— Begin —
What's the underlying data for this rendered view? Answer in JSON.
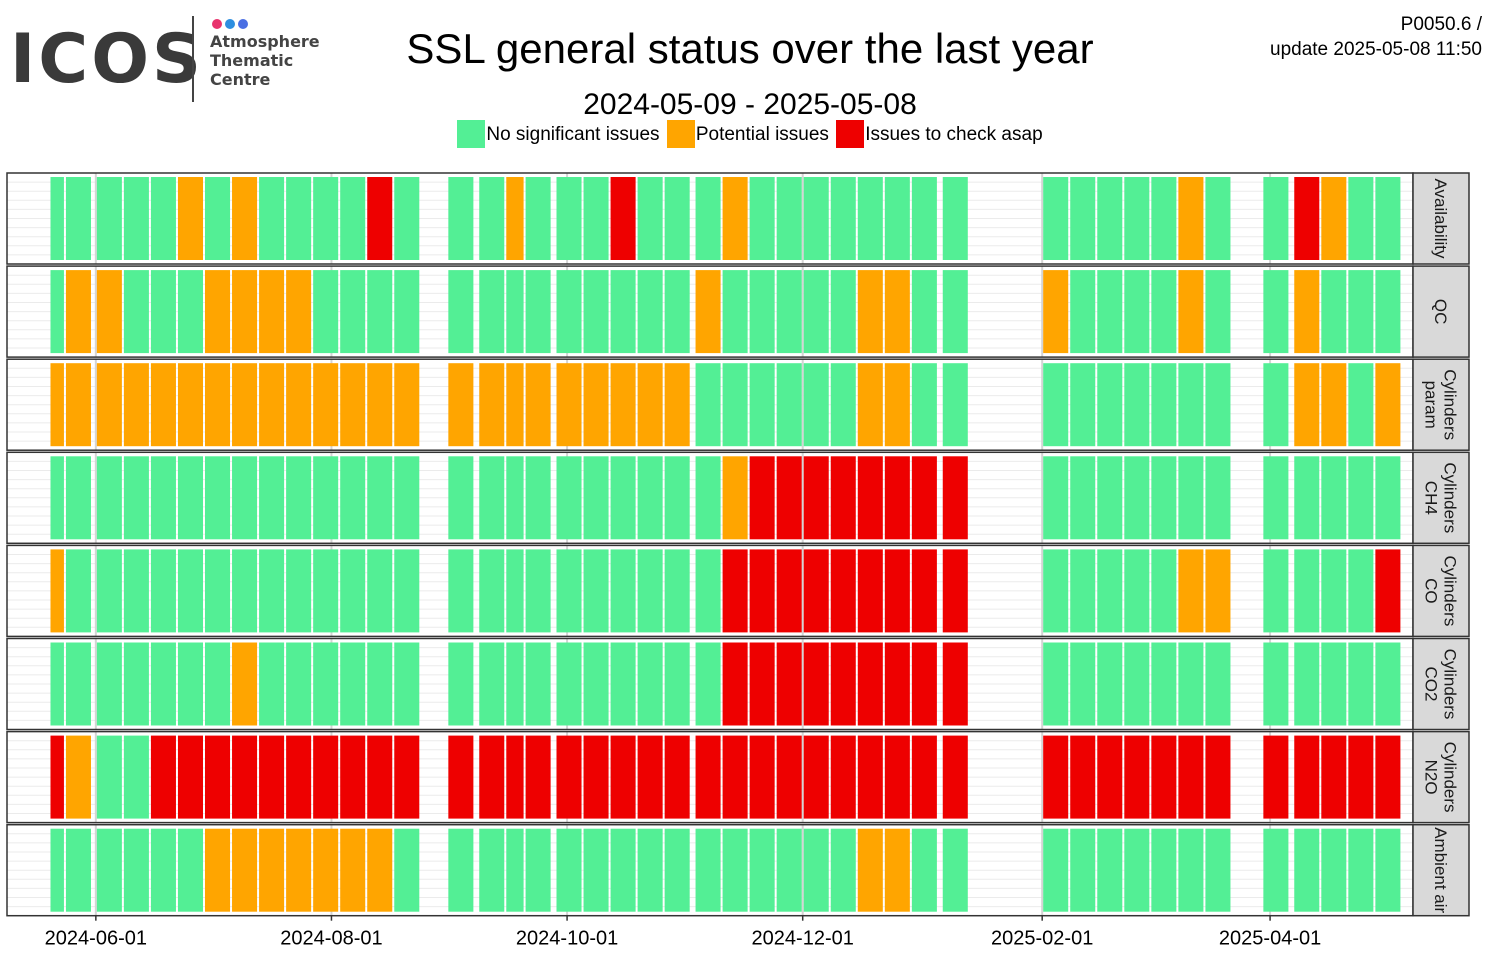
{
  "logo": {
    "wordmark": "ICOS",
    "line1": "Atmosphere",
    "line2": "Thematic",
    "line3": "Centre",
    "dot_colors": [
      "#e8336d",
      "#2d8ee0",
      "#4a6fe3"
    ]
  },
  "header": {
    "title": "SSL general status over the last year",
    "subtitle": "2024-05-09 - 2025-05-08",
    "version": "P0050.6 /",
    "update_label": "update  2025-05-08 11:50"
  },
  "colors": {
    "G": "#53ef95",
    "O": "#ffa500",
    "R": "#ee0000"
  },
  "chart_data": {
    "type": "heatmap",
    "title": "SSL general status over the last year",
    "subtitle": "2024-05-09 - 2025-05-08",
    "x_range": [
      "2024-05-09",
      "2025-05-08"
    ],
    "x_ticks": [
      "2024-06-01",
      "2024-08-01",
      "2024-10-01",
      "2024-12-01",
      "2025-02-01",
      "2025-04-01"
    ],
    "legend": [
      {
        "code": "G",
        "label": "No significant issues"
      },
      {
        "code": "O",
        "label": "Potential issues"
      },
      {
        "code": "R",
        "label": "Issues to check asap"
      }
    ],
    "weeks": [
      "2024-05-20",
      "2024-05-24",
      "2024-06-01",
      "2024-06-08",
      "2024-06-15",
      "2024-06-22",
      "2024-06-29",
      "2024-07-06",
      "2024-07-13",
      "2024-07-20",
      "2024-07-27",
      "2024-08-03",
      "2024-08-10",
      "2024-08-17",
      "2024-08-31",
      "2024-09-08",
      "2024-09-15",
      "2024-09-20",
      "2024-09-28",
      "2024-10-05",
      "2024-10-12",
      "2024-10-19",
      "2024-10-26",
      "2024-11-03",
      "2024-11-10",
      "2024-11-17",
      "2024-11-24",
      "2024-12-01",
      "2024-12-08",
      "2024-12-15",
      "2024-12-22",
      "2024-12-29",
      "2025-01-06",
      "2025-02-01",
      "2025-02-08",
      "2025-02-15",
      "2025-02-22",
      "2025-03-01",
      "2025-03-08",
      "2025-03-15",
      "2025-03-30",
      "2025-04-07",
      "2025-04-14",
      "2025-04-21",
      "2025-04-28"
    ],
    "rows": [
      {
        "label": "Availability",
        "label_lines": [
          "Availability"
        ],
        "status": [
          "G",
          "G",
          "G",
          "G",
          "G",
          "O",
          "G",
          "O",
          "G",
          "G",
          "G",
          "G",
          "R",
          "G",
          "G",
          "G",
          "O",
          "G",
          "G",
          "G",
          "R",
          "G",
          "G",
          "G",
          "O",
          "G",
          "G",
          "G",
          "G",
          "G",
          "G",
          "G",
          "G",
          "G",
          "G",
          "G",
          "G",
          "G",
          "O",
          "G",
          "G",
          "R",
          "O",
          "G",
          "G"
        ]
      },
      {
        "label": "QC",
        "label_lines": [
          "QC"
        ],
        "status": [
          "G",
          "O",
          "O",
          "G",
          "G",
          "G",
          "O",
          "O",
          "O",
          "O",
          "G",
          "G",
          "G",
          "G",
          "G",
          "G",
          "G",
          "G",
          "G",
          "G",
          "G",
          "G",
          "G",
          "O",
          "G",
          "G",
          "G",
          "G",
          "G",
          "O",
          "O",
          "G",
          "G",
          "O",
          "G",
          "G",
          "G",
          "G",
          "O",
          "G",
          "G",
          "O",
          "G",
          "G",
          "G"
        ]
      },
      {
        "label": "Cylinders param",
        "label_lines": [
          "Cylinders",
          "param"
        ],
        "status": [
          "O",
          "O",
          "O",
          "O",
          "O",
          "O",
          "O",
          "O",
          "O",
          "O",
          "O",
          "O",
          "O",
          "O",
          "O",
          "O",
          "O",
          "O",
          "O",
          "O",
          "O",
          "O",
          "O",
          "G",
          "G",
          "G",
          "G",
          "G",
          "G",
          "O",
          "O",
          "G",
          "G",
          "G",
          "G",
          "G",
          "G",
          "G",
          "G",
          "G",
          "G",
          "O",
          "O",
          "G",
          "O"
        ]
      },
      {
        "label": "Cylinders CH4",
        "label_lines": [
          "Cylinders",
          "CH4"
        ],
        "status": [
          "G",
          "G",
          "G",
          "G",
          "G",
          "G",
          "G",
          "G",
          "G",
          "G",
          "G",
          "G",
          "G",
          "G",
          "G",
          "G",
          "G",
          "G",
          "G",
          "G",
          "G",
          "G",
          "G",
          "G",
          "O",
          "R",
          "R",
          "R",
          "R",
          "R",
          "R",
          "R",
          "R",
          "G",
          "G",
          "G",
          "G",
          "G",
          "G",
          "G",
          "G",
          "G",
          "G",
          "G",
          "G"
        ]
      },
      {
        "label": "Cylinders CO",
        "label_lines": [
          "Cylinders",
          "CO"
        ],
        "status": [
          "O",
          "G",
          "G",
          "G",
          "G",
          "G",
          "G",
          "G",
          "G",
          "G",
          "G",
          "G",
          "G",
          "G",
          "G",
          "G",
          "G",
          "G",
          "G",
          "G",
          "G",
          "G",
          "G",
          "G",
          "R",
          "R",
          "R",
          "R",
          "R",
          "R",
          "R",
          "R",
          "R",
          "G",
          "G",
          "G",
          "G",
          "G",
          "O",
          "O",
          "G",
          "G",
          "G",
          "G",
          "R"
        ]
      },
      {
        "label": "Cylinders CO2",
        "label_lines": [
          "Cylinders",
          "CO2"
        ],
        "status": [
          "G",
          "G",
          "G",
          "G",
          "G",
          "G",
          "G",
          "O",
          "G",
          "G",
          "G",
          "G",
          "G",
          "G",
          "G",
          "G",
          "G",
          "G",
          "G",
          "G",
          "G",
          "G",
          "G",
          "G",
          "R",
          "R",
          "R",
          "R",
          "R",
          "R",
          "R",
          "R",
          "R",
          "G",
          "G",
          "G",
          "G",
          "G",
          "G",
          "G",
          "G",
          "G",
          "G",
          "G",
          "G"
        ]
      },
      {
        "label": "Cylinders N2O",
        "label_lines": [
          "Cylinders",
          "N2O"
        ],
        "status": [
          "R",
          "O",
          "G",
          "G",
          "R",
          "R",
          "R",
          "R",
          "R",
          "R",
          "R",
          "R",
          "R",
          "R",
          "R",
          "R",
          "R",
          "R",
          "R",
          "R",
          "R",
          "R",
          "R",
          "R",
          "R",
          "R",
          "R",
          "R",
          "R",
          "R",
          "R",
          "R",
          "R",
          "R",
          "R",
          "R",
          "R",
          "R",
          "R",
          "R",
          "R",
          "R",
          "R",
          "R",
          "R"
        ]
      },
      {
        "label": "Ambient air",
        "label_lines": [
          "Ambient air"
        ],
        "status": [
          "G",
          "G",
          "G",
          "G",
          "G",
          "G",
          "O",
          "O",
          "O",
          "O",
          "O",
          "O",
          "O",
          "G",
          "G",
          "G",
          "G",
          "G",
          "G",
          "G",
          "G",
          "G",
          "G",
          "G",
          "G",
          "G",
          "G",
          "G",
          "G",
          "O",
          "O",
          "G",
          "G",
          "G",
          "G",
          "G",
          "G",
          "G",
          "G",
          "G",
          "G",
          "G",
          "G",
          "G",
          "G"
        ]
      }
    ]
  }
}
— End —
(The problem) Restate the full listing verbatim and drop every picture.

(Solution for this exercise)
What's the underlying data for this rendered view? Answer in JSON.
{
  "logo": {
    "wordmark": "ICOS",
    "line1": "Atmosphere",
    "line2": "Thematic",
    "line3": "Centre",
    "dot_colors": [
      "#e8336d",
      "#2d8ee0",
      "#4a6fe3"
    ]
  },
  "header": {
    "title": "SSL general status over the last year",
    "subtitle": "2024-05-09 - 2025-05-08",
    "version": "P0050.6 /",
    "update_label": "update  2025-05-08 11:50"
  },
  "colors": {
    "G": "#53ef95",
    "O": "#ffa500",
    "R": "#ee0000"
  },
  "chart_data": {
    "type": "heatmap",
    "title": "SSL general status over the last year",
    "subtitle": "2024-05-09 - 2025-05-08",
    "x_range": [
      "2024-05-09",
      "2025-05-08"
    ],
    "x_ticks": [
      "2024-06-01",
      "2024-08-01",
      "2024-10-01",
      "2024-12-01",
      "2025-02-01",
      "2025-04-01"
    ],
    "legend": [
      {
        "code": "G",
        "label": "No significant issues"
      },
      {
        "code": "O",
        "label": "Potential issues"
      },
      {
        "code": "R",
        "label": "Issues to check asap"
      }
    ],
    "weeks": [
      "2024-05-20",
      "2024-05-24",
      "2024-06-01",
      "2024-06-08",
      "2024-06-15",
      "2024-06-22",
      "2024-06-29",
      "2024-07-06",
      "2024-07-13",
      "2024-07-20",
      "2024-07-27",
      "2024-08-03",
      "2024-08-10",
      "2024-08-17",
      "2024-08-31",
      "2024-09-08",
      "2024-09-15",
      "2024-09-20",
      "2024-09-28",
      "2024-10-05",
      "2024-10-12",
      "2024-10-19",
      "2024-10-26",
      "2024-11-03",
      "2024-11-10",
      "2024-11-17",
      "2024-11-24",
      "2024-12-01",
      "2024-12-08",
      "2024-12-15",
      "2024-12-22",
      "2024-12-29",
      "2025-01-06",
      "2025-02-01",
      "2025-02-08",
      "2025-02-15",
      "2025-02-22",
      "2025-03-01",
      "2025-03-08",
      "2025-03-15",
      "2025-03-30",
      "2025-04-07",
      "2025-04-14",
      "2025-04-21",
      "2025-04-28"
    ],
    "rows": [
      {
        "label": "Availability",
        "label_lines": [
          "Availability"
        ],
        "status": [
          "G",
          "G",
          "G",
          "G",
          "G",
          "O",
          "G",
          "O",
          "G",
          "G",
          "G",
          "G",
          "R",
          "G",
          "G",
          "G",
          "O",
          "G",
          "G",
          "G",
          "R",
          "G",
          "G",
          "G",
          "O",
          "G",
          "G",
          "G",
          "G",
          "G",
          "G",
          "G",
          "G",
          "G",
          "G",
          "G",
          "G",
          "G",
          "O",
          "G",
          "G",
          "R",
          "O",
          "G",
          "G"
        ]
      },
      {
        "label": "QC",
        "label_lines": [
          "QC"
        ],
        "status": [
          "G",
          "O",
          "O",
          "G",
          "G",
          "G",
          "O",
          "O",
          "O",
          "O",
          "G",
          "G",
          "G",
          "G",
          "G",
          "G",
          "G",
          "G",
          "G",
          "G",
          "G",
          "G",
          "G",
          "O",
          "G",
          "G",
          "G",
          "G",
          "G",
          "O",
          "O",
          "G",
          "G",
          "O",
          "G",
          "G",
          "G",
          "G",
          "O",
          "G",
          "G",
          "O",
          "G",
          "G",
          "G"
        ]
      },
      {
        "label": "Cylinders param",
        "label_lines": [
          "Cylinders",
          "param"
        ],
        "status": [
          "O",
          "O",
          "O",
          "O",
          "O",
          "O",
          "O",
          "O",
          "O",
          "O",
          "O",
          "O",
          "O",
          "O",
          "O",
          "O",
          "O",
          "O",
          "O",
          "O",
          "O",
          "O",
          "O",
          "G",
          "G",
          "G",
          "G",
          "G",
          "G",
          "O",
          "O",
          "G",
          "G",
          "G",
          "G",
          "G",
          "G",
          "G",
          "G",
          "G",
          "G",
          "O",
          "O",
          "G",
          "O"
        ]
      },
      {
        "label": "Cylinders CH4",
        "label_lines": [
          "Cylinders",
          "CH4"
        ],
        "status": [
          "G",
          "G",
          "G",
          "G",
          "G",
          "G",
          "G",
          "G",
          "G",
          "G",
          "G",
          "G",
          "G",
          "G",
          "G",
          "G",
          "G",
          "G",
          "G",
          "G",
          "G",
          "G",
          "G",
          "G",
          "O",
          "R",
          "R",
          "R",
          "R",
          "R",
          "R",
          "R",
          "R",
          "G",
          "G",
          "G",
          "G",
          "G",
          "G",
          "G",
          "G",
          "G",
          "G",
          "G",
          "G"
        ]
      },
      {
        "label": "Cylinders CO",
        "label_lines": [
          "Cylinders",
          "CO"
        ],
        "status": [
          "O",
          "G",
          "G",
          "G",
          "G",
          "G",
          "G",
          "G",
          "G",
          "G",
          "G",
          "G",
          "G",
          "G",
          "G",
          "G",
          "G",
          "G",
          "G",
          "G",
          "G",
          "G",
          "G",
          "G",
          "R",
          "R",
          "R",
          "R",
          "R",
          "R",
          "R",
          "R",
          "R",
          "G",
          "G",
          "G",
          "G",
          "G",
          "O",
          "O",
          "G",
          "G",
          "G",
          "G",
          "R"
        ]
      },
      {
        "label": "Cylinders CO2",
        "label_lines": [
          "Cylinders",
          "CO2"
        ],
        "status": [
          "G",
          "G",
          "G",
          "G",
          "G",
          "G",
          "G",
          "O",
          "G",
          "G",
          "G",
          "G",
          "G",
          "G",
          "G",
          "G",
          "G",
          "G",
          "G",
          "G",
          "G",
          "G",
          "G",
          "G",
          "R",
          "R",
          "R",
          "R",
          "R",
          "R",
          "R",
          "R",
          "R",
          "G",
          "G",
          "G",
          "G",
          "G",
          "G",
          "G",
          "G",
          "G",
          "G",
          "G",
          "G"
        ]
      },
      {
        "label": "Cylinders N2O",
        "label_lines": [
          "Cylinders",
          "N2O"
        ],
        "status": [
          "R",
          "O",
          "G",
          "G",
          "R",
          "R",
          "R",
          "R",
          "R",
          "R",
          "R",
          "R",
          "R",
          "R",
          "R",
          "R",
          "R",
          "R",
          "R",
          "R",
          "R",
          "R",
          "R",
          "R",
          "R",
          "R",
          "R",
          "R",
          "R",
          "R",
          "R",
          "R",
          "R",
          "R",
          "R",
          "R",
          "R",
          "R",
          "R",
          "R",
          "R",
          "R",
          "R",
          "R",
          "R"
        ]
      },
      {
        "label": "Ambient air",
        "label_lines": [
          "Ambient air"
        ],
        "status": [
          "G",
          "G",
          "G",
          "G",
          "G",
          "G",
          "O",
          "O",
          "O",
          "O",
          "O",
          "O",
          "O",
          "G",
          "G",
          "G",
          "G",
          "G",
          "G",
          "G",
          "G",
          "G",
          "G",
          "G",
          "G",
          "G",
          "G",
          "G",
          "G",
          "O",
          "O",
          "G",
          "G",
          "G",
          "G",
          "G",
          "G",
          "G",
          "G",
          "G",
          "G",
          "G",
          "G",
          "G",
          "G"
        ]
      }
    ]
  }
}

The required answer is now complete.